### [Exercise brief]
Report all lines holding "United".

------------------------------------------------------------

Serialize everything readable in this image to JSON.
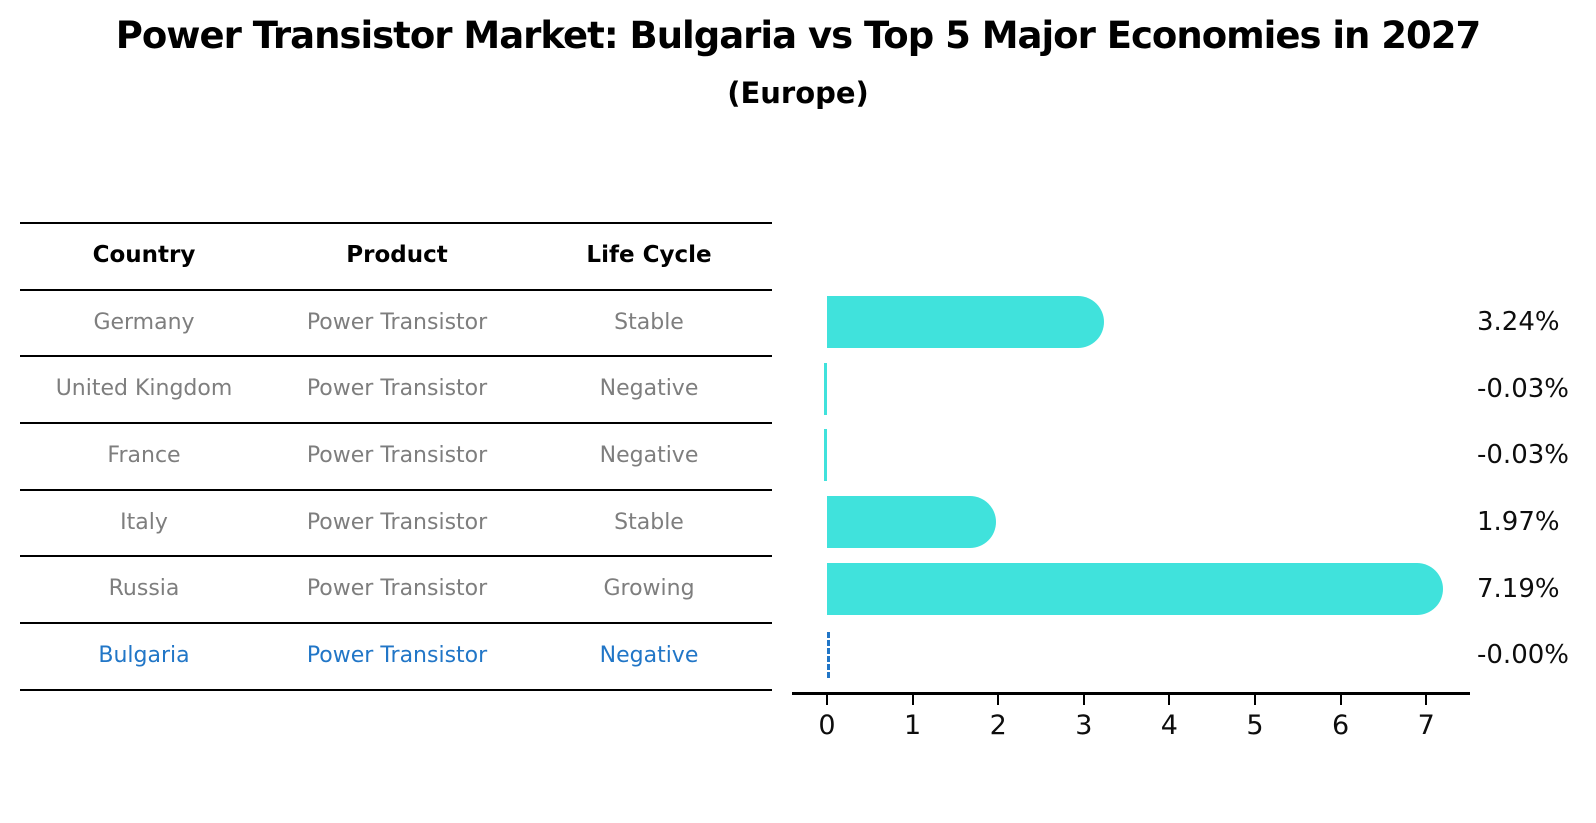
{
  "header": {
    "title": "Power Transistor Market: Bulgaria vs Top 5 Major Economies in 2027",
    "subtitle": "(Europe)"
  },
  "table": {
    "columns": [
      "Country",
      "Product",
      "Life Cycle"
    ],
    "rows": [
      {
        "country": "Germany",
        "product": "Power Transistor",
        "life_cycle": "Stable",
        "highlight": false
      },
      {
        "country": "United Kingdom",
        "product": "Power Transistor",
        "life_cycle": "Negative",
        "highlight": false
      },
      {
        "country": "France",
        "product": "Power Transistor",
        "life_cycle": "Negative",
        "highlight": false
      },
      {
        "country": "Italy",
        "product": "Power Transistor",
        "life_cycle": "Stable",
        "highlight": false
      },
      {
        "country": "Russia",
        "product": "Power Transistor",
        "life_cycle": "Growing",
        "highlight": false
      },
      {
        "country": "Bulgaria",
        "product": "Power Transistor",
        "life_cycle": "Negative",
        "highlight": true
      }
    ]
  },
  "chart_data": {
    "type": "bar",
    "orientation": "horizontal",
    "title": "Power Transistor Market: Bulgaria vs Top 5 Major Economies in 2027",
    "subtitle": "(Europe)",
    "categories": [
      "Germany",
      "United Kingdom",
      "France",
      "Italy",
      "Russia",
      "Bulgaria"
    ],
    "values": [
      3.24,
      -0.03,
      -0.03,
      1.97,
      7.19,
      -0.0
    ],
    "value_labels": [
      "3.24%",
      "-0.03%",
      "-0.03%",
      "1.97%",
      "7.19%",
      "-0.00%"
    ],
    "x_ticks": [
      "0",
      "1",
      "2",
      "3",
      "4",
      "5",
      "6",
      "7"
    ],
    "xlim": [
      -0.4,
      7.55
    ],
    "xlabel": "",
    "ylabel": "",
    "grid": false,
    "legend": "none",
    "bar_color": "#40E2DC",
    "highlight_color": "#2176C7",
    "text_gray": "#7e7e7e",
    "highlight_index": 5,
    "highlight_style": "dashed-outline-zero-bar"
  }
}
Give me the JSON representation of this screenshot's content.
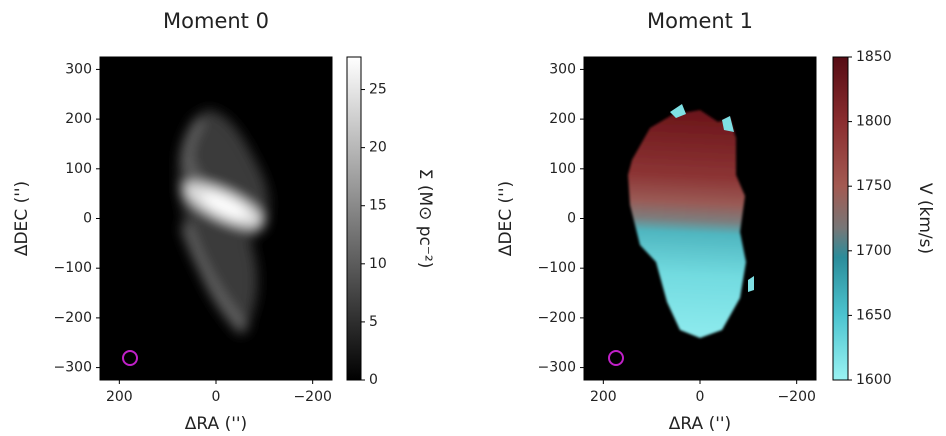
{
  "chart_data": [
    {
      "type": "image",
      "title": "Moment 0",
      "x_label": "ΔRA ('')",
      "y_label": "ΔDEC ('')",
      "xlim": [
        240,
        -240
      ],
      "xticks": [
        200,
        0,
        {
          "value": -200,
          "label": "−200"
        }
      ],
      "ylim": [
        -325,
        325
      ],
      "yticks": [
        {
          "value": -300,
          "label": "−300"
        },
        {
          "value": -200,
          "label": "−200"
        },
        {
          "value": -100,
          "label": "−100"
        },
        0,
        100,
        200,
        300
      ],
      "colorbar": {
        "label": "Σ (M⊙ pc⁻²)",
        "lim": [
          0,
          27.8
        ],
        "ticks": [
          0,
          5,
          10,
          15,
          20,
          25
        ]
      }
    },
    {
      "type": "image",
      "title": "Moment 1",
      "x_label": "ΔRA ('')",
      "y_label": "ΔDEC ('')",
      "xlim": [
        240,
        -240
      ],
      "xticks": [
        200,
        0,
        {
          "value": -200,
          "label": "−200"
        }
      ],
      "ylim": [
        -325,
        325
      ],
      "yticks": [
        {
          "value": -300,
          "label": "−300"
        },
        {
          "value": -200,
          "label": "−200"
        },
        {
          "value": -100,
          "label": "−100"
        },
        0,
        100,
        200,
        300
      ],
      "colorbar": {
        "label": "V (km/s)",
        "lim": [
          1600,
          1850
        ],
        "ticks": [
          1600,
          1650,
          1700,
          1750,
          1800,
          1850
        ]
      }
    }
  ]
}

------------------------------------------------------------

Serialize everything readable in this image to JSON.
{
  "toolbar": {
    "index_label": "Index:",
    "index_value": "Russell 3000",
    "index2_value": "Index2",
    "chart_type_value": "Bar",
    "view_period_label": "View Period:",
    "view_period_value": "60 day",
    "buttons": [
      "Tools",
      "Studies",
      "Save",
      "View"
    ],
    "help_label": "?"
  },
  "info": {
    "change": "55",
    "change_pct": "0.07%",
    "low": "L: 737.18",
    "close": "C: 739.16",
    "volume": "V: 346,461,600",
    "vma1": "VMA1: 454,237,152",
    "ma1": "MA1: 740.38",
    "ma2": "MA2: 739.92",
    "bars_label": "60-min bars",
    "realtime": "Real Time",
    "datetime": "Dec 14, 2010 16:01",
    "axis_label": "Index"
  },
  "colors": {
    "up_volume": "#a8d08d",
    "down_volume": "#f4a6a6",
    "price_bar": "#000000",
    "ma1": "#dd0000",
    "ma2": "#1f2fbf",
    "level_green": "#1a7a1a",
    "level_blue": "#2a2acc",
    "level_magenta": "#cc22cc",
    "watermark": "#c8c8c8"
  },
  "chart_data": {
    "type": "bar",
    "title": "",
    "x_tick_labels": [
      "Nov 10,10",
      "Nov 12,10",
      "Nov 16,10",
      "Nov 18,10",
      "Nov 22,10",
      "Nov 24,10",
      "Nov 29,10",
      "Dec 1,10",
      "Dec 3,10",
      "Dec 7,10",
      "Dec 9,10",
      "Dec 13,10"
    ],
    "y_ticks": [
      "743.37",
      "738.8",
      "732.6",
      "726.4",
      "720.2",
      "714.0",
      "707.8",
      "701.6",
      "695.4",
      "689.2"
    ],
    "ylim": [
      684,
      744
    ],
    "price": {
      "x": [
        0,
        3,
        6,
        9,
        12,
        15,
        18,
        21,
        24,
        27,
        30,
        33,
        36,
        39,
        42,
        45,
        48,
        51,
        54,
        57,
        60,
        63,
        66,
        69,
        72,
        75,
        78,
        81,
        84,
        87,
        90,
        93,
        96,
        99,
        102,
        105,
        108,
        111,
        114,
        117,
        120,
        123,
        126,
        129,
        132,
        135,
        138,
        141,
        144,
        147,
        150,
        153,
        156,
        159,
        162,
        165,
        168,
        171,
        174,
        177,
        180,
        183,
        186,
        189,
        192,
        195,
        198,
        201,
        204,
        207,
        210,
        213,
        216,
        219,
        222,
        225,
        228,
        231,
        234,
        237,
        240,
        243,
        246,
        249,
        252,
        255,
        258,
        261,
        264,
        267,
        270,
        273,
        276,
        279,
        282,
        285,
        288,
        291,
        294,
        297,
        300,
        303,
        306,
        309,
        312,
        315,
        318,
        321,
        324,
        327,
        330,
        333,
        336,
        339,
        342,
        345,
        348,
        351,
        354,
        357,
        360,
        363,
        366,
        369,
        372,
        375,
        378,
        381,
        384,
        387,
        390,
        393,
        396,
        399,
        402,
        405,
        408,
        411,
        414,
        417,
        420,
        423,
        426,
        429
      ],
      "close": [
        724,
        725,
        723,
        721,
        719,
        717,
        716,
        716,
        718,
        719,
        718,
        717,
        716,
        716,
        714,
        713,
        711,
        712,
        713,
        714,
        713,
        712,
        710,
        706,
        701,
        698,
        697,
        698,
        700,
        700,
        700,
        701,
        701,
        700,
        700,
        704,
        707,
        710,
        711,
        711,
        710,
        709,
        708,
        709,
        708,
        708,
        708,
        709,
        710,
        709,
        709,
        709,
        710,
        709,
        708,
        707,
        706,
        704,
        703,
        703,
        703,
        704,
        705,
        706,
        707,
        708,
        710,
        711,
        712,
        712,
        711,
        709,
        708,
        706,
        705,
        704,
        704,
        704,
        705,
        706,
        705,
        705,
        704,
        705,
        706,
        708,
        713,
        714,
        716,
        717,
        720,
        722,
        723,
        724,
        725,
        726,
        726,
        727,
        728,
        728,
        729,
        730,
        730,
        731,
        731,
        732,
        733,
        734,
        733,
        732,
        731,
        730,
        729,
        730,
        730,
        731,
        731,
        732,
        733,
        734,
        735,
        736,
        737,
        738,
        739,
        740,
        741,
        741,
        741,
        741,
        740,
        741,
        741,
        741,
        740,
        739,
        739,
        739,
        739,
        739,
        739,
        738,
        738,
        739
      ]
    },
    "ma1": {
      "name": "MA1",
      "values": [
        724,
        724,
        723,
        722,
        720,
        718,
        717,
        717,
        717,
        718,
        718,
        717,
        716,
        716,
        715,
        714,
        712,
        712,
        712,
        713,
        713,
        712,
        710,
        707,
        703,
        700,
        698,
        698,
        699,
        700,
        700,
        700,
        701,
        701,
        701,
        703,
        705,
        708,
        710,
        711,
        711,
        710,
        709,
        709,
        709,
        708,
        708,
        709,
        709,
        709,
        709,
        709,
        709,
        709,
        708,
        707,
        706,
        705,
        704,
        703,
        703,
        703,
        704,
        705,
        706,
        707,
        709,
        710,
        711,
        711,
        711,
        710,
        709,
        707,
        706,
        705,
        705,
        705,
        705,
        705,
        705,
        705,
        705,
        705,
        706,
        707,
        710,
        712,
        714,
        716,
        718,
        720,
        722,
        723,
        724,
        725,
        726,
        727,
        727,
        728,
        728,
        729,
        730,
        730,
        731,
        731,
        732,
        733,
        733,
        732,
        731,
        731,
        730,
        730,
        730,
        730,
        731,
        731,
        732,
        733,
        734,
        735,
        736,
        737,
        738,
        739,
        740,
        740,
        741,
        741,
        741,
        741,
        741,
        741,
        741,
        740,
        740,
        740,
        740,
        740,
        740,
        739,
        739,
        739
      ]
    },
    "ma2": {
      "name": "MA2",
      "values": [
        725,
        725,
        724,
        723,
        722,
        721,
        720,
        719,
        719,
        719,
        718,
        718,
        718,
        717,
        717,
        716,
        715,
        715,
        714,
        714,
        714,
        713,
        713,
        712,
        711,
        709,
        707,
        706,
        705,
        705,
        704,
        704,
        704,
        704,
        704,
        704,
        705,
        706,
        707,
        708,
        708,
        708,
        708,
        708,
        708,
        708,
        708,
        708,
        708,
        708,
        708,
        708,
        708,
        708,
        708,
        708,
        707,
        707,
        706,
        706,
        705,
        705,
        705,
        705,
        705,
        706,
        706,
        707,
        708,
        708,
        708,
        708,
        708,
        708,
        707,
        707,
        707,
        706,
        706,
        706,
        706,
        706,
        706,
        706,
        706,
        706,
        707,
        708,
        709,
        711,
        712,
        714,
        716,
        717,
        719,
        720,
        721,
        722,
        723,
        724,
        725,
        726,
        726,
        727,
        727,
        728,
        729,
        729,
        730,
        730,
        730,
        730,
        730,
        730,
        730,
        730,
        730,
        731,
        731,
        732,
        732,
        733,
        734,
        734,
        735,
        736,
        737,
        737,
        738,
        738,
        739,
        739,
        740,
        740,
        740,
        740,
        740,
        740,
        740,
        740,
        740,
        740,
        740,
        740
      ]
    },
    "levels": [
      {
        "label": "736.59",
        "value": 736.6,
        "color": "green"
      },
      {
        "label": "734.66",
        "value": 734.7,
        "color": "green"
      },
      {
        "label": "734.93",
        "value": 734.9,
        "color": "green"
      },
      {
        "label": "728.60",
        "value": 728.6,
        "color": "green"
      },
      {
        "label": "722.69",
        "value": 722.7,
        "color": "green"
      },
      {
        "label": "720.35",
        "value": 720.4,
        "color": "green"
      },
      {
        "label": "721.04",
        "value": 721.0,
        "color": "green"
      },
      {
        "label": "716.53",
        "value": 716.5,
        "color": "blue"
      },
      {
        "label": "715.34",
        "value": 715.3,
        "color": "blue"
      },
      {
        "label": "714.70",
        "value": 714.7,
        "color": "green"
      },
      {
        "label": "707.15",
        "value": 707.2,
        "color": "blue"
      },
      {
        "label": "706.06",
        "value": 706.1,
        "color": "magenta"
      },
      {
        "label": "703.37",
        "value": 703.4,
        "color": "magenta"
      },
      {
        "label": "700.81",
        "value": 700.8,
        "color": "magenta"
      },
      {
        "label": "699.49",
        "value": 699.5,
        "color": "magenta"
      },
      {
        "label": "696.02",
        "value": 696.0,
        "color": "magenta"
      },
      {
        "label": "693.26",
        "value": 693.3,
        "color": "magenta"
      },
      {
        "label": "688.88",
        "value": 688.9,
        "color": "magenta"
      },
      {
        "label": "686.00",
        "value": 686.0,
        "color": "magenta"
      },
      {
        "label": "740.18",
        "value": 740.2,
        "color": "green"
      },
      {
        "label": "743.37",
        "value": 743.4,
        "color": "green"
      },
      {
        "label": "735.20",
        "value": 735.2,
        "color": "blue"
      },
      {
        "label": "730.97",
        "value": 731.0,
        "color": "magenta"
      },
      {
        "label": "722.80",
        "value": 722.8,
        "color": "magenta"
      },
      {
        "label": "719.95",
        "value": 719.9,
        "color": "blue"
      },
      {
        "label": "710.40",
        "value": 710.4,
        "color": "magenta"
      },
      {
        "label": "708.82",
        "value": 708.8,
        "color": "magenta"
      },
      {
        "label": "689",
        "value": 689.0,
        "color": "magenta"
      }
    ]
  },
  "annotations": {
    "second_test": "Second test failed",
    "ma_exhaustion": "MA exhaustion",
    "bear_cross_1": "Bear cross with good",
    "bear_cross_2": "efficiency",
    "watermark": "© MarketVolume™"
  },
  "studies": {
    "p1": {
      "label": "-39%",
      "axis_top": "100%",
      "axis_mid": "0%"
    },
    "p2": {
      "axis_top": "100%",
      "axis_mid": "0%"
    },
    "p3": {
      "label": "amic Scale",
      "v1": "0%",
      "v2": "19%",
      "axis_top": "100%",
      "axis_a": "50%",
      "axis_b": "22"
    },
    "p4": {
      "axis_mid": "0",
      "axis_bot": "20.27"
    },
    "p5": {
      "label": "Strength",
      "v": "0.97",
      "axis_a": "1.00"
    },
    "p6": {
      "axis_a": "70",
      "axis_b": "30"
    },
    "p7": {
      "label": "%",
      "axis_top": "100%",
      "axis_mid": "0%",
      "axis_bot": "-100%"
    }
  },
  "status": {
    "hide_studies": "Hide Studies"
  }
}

------------------------------------------------------------

### [Exercise answer]
        "country": "United Kingdom",
      "United Kingdom",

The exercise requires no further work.